Exercise aim:
Return the entries below verbatim. Pictures stay out.

═════ Exercise material ═════

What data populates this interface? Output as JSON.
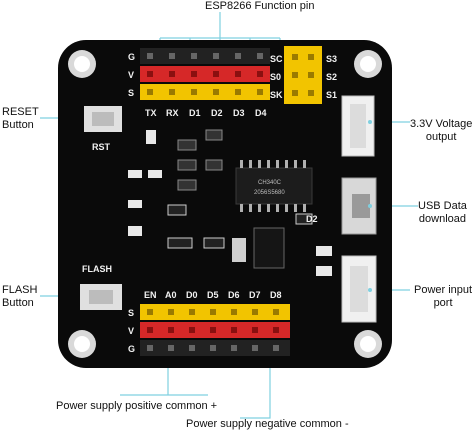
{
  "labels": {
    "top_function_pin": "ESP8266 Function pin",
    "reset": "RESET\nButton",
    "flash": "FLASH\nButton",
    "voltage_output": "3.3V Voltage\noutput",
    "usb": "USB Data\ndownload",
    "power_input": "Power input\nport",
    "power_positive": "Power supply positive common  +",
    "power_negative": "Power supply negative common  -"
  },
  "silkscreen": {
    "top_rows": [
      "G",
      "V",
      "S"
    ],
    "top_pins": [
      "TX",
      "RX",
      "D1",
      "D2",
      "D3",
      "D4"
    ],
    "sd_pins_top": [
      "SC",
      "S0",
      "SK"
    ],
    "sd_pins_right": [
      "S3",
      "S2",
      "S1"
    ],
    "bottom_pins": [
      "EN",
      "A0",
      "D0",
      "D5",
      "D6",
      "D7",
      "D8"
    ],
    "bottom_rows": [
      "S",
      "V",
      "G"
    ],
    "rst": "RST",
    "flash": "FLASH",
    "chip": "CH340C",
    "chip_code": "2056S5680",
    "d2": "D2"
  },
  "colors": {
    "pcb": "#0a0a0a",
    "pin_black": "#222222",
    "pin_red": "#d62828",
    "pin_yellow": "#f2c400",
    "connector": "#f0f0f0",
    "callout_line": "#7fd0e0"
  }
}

═════

Right answer:
What data populates this interface? Output as JSON.
{
  "labels": {
    "top_function_pin": "ESP8266 Function pin",
    "reset": "RESET\nButton",
    "flash": "FLASH\nButton",
    "voltage_output": "3.3V Voltage\noutput",
    "usb": "USB Data\ndownload",
    "power_input": "Power input\nport",
    "power_positive": "Power supply positive common  +",
    "power_negative": "Power supply negative common  -"
  },
  "silkscreen": {
    "top_rows": [
      "G",
      "V",
      "S"
    ],
    "top_pins": [
      "TX",
      "RX",
      "D1",
      "D2",
      "D3",
      "D4"
    ],
    "sd_pins_top": [
      "SC",
      "S0",
      "SK"
    ],
    "sd_pins_right": [
      "S3",
      "S2",
      "S1"
    ],
    "bottom_pins": [
      "EN",
      "A0",
      "D0",
      "D5",
      "D6",
      "D7",
      "D8"
    ],
    "bottom_rows": [
      "S",
      "V",
      "G"
    ],
    "rst": "RST",
    "flash": "FLASH",
    "chip": "CH340C",
    "chip_code": "2056S5680",
    "d2": "D2"
  },
  "colors": {
    "pcb": "#0a0a0a",
    "pin_black": "#222222",
    "pin_red": "#d62828",
    "pin_yellow": "#f2c400",
    "connector": "#f0f0f0",
    "callout_line": "#7fd0e0"
  }
}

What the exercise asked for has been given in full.